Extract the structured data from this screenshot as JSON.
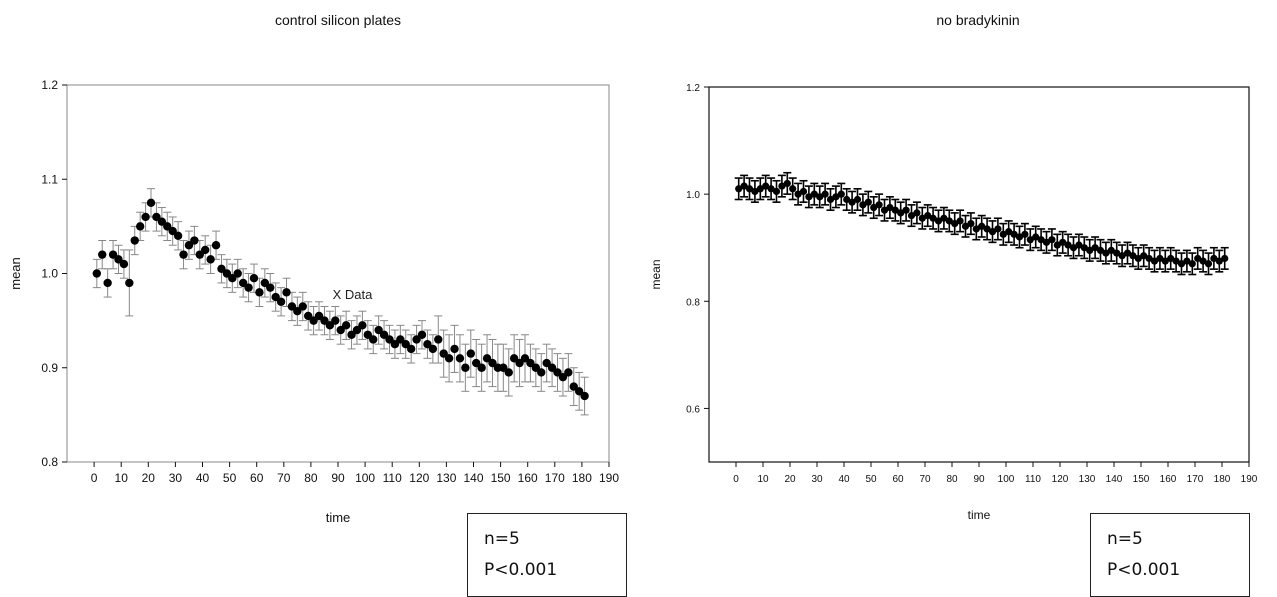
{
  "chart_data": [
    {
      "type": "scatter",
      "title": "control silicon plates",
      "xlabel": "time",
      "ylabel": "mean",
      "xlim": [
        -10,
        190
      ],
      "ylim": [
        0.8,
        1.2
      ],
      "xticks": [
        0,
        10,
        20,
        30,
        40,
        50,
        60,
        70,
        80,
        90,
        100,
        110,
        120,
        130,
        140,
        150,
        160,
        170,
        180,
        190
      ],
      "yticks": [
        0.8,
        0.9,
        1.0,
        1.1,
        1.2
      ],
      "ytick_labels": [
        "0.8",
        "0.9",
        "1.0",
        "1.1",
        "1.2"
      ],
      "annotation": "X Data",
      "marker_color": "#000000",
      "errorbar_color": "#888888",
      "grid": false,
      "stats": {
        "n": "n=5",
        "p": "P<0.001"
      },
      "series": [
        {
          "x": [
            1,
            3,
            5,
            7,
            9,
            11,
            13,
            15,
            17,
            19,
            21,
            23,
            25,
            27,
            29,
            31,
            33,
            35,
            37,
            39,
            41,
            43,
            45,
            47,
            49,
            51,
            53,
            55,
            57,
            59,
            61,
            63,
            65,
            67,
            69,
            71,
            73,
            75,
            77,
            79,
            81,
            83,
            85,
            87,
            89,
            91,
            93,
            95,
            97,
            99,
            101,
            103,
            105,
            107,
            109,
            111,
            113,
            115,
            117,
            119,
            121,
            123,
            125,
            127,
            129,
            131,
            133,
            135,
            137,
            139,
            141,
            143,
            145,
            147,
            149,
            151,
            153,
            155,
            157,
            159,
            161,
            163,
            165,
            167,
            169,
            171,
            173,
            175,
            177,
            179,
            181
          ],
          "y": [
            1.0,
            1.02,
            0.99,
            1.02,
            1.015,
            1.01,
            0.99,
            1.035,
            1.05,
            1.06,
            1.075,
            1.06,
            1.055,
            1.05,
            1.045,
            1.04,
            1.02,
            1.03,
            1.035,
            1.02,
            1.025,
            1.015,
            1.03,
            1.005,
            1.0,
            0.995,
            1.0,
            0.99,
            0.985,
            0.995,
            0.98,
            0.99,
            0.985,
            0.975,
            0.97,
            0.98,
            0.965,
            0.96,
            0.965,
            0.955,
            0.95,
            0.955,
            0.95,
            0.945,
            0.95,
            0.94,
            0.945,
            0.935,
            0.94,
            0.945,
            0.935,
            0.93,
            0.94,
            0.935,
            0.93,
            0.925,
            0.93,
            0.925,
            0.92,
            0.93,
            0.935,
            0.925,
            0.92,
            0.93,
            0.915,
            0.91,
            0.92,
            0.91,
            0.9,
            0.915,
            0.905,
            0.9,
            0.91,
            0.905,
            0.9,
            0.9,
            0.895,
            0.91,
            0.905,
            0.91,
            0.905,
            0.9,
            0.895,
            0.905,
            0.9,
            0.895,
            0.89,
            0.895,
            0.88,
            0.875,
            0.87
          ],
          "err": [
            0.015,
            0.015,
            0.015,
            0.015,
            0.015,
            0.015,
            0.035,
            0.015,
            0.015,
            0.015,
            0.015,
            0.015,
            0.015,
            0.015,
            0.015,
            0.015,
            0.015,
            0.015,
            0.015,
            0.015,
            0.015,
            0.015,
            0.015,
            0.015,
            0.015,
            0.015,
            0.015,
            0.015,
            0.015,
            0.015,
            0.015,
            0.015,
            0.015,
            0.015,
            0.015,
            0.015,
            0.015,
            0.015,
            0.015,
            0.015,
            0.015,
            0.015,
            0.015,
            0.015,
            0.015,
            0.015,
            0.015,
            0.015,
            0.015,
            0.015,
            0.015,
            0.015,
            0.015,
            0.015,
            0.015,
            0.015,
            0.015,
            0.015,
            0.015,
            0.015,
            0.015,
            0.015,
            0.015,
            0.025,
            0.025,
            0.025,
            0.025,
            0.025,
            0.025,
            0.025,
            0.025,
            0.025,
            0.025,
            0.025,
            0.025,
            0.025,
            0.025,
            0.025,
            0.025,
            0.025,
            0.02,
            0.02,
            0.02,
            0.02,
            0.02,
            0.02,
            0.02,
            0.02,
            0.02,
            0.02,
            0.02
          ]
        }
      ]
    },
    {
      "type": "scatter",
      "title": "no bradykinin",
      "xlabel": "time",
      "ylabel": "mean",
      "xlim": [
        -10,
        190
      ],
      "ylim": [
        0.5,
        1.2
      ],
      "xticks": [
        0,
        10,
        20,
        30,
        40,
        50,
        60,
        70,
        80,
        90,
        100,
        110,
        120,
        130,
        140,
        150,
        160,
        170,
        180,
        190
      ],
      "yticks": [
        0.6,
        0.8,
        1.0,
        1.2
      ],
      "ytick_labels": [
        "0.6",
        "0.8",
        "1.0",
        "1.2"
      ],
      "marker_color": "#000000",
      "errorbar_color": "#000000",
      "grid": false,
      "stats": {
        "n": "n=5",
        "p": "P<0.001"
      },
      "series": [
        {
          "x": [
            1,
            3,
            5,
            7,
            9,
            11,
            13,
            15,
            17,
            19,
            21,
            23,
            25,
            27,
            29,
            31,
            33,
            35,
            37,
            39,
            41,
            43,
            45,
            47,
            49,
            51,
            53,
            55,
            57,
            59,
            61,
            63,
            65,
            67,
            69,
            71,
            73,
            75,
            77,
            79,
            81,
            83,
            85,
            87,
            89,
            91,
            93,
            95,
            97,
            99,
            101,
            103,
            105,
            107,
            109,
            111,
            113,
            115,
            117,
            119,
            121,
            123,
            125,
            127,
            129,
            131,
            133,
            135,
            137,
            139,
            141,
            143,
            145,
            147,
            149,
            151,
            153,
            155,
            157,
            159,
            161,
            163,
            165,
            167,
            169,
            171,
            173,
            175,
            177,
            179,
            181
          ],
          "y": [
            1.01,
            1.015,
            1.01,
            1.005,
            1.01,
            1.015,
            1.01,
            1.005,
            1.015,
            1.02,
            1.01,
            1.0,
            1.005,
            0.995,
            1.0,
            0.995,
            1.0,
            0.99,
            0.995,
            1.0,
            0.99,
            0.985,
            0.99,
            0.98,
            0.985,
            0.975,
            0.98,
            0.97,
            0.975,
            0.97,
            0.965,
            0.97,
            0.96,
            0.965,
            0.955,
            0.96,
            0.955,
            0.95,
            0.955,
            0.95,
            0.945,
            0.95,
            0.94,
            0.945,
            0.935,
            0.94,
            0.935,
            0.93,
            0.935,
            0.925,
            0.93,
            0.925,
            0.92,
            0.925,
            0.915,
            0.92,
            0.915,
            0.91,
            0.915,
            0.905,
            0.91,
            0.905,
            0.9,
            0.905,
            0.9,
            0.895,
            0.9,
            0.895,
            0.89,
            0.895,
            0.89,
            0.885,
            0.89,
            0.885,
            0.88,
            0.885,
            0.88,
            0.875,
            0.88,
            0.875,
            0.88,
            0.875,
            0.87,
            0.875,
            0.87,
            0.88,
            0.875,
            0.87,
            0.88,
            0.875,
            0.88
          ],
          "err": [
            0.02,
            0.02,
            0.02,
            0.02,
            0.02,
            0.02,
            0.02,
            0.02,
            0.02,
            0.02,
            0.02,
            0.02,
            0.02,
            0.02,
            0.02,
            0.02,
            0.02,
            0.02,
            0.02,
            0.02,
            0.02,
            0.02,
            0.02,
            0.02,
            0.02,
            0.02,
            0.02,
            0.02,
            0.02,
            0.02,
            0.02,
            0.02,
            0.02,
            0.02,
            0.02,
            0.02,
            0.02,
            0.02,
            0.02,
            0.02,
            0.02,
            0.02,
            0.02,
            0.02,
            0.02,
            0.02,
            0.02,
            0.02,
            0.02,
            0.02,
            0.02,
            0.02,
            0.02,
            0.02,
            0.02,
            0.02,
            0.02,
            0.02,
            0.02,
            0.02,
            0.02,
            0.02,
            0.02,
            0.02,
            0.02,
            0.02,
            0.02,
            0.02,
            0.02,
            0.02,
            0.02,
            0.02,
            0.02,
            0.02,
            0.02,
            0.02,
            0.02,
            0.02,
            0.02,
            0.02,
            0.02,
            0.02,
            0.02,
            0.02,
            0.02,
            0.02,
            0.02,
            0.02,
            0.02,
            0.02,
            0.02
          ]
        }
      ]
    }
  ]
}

================

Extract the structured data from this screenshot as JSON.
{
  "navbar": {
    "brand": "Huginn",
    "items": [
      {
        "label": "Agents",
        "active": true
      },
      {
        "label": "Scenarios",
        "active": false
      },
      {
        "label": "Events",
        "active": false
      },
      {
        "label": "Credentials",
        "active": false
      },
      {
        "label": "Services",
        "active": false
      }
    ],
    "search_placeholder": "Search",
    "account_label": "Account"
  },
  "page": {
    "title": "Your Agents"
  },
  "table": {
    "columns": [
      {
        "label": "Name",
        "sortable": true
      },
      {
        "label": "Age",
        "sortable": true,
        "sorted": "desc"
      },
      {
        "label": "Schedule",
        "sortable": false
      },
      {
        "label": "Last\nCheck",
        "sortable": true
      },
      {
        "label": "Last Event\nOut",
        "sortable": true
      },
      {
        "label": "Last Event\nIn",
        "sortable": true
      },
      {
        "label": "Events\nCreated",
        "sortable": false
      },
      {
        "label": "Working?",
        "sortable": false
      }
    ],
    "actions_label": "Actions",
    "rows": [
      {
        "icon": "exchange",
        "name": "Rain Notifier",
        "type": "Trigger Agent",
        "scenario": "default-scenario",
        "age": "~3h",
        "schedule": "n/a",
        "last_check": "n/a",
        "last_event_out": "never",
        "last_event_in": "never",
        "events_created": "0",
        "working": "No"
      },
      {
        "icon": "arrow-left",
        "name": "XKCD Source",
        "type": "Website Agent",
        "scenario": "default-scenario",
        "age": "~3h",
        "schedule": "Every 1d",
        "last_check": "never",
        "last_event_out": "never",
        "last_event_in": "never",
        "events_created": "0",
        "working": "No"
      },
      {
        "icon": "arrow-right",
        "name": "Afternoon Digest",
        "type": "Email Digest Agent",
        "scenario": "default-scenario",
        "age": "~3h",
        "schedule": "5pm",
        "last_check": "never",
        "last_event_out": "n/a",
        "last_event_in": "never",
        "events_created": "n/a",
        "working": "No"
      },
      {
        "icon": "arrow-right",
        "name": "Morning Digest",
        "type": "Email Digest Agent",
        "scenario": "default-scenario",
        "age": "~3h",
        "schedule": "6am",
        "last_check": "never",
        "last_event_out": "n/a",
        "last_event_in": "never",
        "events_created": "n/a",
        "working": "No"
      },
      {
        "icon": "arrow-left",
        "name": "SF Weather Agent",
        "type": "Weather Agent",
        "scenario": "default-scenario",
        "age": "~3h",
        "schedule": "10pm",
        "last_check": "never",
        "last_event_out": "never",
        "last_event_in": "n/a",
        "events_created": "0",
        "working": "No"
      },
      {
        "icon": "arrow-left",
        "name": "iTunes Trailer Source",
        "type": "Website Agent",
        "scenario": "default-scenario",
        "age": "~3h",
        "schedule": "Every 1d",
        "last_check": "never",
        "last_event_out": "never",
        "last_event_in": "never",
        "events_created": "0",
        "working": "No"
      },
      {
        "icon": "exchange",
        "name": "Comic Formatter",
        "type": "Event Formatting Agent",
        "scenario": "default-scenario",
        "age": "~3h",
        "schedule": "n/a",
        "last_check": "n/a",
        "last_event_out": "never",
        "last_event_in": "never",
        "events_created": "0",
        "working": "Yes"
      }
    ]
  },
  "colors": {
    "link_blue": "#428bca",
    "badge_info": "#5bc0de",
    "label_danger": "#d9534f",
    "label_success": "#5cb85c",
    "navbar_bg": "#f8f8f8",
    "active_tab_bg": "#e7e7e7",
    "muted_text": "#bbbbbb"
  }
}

================

- _What you will do_: Out of the material above, gather each line where "Digest" appears.

- _Solution_:
        "name": "Afternoon Digest",
        "type": "Email Digest Agent",
        "name": "Morning Digest",
        "type": "Email Digest Agent",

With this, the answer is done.